** begin Raw data **
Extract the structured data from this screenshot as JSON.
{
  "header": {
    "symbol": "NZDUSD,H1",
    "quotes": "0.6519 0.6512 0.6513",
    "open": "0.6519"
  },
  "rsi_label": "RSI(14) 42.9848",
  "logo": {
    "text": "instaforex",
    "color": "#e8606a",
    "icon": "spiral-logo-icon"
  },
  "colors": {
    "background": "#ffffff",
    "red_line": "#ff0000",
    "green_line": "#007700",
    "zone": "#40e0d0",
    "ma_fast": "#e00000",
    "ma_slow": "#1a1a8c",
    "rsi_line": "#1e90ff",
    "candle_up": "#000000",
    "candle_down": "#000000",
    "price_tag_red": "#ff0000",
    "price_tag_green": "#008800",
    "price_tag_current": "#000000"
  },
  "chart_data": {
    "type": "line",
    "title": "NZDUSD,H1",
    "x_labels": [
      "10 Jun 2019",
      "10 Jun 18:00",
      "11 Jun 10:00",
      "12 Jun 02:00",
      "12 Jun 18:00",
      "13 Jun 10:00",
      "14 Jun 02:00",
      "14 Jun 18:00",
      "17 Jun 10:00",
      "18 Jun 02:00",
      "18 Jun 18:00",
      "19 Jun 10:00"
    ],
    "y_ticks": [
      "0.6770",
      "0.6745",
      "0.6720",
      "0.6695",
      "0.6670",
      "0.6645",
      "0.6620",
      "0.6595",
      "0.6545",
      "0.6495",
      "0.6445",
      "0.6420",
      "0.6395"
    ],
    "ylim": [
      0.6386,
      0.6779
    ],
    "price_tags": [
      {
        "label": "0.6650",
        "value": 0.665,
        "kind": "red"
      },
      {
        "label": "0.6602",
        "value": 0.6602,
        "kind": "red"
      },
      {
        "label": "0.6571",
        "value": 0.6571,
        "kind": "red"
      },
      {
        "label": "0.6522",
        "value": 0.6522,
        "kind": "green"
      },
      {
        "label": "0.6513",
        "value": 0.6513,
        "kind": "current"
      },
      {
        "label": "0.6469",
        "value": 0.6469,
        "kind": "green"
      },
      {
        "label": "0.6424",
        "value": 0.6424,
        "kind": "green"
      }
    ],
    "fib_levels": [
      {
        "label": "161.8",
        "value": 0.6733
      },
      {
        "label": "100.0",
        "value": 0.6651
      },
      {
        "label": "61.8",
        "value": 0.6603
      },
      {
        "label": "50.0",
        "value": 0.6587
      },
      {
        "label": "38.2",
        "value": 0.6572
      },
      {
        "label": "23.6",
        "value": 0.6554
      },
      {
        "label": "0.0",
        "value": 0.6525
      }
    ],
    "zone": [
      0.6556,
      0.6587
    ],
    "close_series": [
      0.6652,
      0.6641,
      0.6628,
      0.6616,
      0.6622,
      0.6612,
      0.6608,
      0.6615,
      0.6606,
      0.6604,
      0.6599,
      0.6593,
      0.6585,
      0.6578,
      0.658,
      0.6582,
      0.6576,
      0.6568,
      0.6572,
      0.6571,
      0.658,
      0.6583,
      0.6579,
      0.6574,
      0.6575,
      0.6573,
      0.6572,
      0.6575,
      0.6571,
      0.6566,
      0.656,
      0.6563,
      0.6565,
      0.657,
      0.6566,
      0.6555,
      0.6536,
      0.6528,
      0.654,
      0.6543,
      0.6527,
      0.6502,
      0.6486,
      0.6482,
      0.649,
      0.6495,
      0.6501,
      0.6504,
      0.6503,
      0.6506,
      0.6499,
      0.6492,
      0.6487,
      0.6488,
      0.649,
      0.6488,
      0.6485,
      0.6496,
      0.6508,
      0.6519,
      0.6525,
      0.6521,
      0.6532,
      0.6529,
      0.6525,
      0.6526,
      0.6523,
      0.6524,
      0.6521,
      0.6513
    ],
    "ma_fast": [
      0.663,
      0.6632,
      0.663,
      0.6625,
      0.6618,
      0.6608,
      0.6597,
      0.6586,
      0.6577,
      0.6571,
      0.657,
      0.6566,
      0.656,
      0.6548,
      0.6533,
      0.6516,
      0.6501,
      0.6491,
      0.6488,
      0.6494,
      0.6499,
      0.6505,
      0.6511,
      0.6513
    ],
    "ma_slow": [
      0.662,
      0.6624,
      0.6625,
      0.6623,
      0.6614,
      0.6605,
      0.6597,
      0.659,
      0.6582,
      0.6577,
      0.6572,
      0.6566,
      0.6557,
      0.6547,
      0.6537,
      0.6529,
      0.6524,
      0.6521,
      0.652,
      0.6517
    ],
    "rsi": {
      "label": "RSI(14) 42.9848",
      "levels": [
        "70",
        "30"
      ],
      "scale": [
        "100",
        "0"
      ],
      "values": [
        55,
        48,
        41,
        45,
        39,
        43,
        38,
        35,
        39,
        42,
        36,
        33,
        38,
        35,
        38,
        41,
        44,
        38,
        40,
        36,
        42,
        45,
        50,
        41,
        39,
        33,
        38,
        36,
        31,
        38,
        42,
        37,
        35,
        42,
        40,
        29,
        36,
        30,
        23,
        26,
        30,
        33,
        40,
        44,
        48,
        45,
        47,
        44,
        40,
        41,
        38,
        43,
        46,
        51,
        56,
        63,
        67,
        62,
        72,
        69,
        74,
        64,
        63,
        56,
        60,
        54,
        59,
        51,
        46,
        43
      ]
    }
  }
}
** end Raw data **
■ Exercise instructions
The records above are to be repeated exactly, in their entirety.

■ Task answer
Extract the structured data from this screenshot as JSON.
{
  "header": {
    "symbol": "NZDUSD,H1",
    "quotes": "0.6519 0.6512 0.6513",
    "open": "0.6519"
  },
  "rsi_label": "RSI(14) 42.9848",
  "logo": {
    "text": "instaforex",
    "color": "#e8606a",
    "icon": "spiral-logo-icon"
  },
  "colors": {
    "background": "#ffffff",
    "red_line": "#ff0000",
    "green_line": "#007700",
    "zone": "#40e0d0",
    "ma_fast": "#e00000",
    "ma_slow": "#1a1a8c",
    "rsi_line": "#1e90ff",
    "candle_up": "#000000",
    "candle_down": "#000000",
    "price_tag_red": "#ff0000",
    "price_tag_green": "#008800",
    "price_tag_current": "#000000"
  },
  "chart_data": {
    "type": "line",
    "title": "NZDUSD,H1",
    "x_labels": [
      "10 Jun 2019",
      "10 Jun 18:00",
      "11 Jun 10:00",
      "12 Jun 02:00",
      "12 Jun 18:00",
      "13 Jun 10:00",
      "14 Jun 02:00",
      "14 Jun 18:00",
      "17 Jun 10:00",
      "18 Jun 02:00",
      "18 Jun 18:00",
      "19 Jun 10:00"
    ],
    "y_ticks": [
      "0.6770",
      "0.6745",
      "0.6720",
      "0.6695",
      "0.6670",
      "0.6645",
      "0.6620",
      "0.6595",
      "0.6545",
      "0.6495",
      "0.6445",
      "0.6420",
      "0.6395"
    ],
    "ylim": [
      0.6386,
      0.6779
    ],
    "price_tags": [
      {
        "label": "0.6650",
        "value": 0.665,
        "kind": "red"
      },
      {
        "label": "0.6602",
        "value": 0.6602,
        "kind": "red"
      },
      {
        "label": "0.6571",
        "value": 0.6571,
        "kind": "red"
      },
      {
        "label": "0.6522",
        "value": 0.6522,
        "kind": "green"
      },
      {
        "label": "0.6513",
        "value": 0.6513,
        "kind": "current"
      },
      {
        "label": "0.6469",
        "value": 0.6469,
        "kind": "green"
      },
      {
        "label": "0.6424",
        "value": 0.6424,
        "kind": "green"
      }
    ],
    "fib_levels": [
      {
        "label": "161.8",
        "value": 0.6733
      },
      {
        "label": "100.0",
        "value": 0.6651
      },
      {
        "label": "61.8",
        "value": 0.6603
      },
      {
        "label": "50.0",
        "value": 0.6587
      },
      {
        "label": "38.2",
        "value": 0.6572
      },
      {
        "label": "23.6",
        "value": 0.6554
      },
      {
        "label": "0.0",
        "value": 0.6525
      }
    ],
    "zone": [
      0.6556,
      0.6587
    ],
    "close_series": [
      0.6652,
      0.6641,
      0.6628,
      0.6616,
      0.6622,
      0.6612,
      0.6608,
      0.6615,
      0.6606,
      0.6604,
      0.6599,
      0.6593,
      0.6585,
      0.6578,
      0.658,
      0.6582,
      0.6576,
      0.6568,
      0.6572,
      0.6571,
      0.658,
      0.6583,
      0.6579,
      0.6574,
      0.6575,
      0.6573,
      0.6572,
      0.6575,
      0.6571,
      0.6566,
      0.656,
      0.6563,
      0.6565,
      0.657,
      0.6566,
      0.6555,
      0.6536,
      0.6528,
      0.654,
      0.6543,
      0.6527,
      0.6502,
      0.6486,
      0.6482,
      0.649,
      0.6495,
      0.6501,
      0.6504,
      0.6503,
      0.6506,
      0.6499,
      0.6492,
      0.6487,
      0.6488,
      0.649,
      0.6488,
      0.6485,
      0.6496,
      0.6508,
      0.6519,
      0.6525,
      0.6521,
      0.6532,
      0.6529,
      0.6525,
      0.6526,
      0.6523,
      0.6524,
      0.6521,
      0.6513
    ],
    "ma_fast": [
      0.663,
      0.6632,
      0.663,
      0.6625,
      0.6618,
      0.6608,
      0.6597,
      0.6586,
      0.6577,
      0.6571,
      0.657,
      0.6566,
      0.656,
      0.6548,
      0.6533,
      0.6516,
      0.6501,
      0.6491,
      0.6488,
      0.6494,
      0.6499,
      0.6505,
      0.6511,
      0.6513
    ],
    "ma_slow": [
      0.662,
      0.6624,
      0.6625,
      0.6623,
      0.6614,
      0.6605,
      0.6597,
      0.659,
      0.6582,
      0.6577,
      0.6572,
      0.6566,
      0.6557,
      0.6547,
      0.6537,
      0.6529,
      0.6524,
      0.6521,
      0.652,
      0.6517
    ],
    "rsi": {
      "label": "RSI(14) 42.9848",
      "levels": [
        "70",
        "30"
      ],
      "scale": [
        "100",
        "0"
      ],
      "values": [
        55,
        48,
        41,
        45,
        39,
        43,
        38,
        35,
        39,
        42,
        36,
        33,
        38,
        35,
        38,
        41,
        44,
        38,
        40,
        36,
        42,
        45,
        50,
        41,
        39,
        33,
        38,
        36,
        31,
        38,
        42,
        37,
        35,
        42,
        40,
        29,
        36,
        30,
        23,
        26,
        30,
        33,
        40,
        44,
        48,
        45,
        47,
        44,
        40,
        41,
        38,
        43,
        46,
        51,
        56,
        63,
        67,
        62,
        72,
        69,
        74,
        64,
        63,
        56,
        60,
        54,
        59,
        51,
        46,
        43
      ]
    }
  }
}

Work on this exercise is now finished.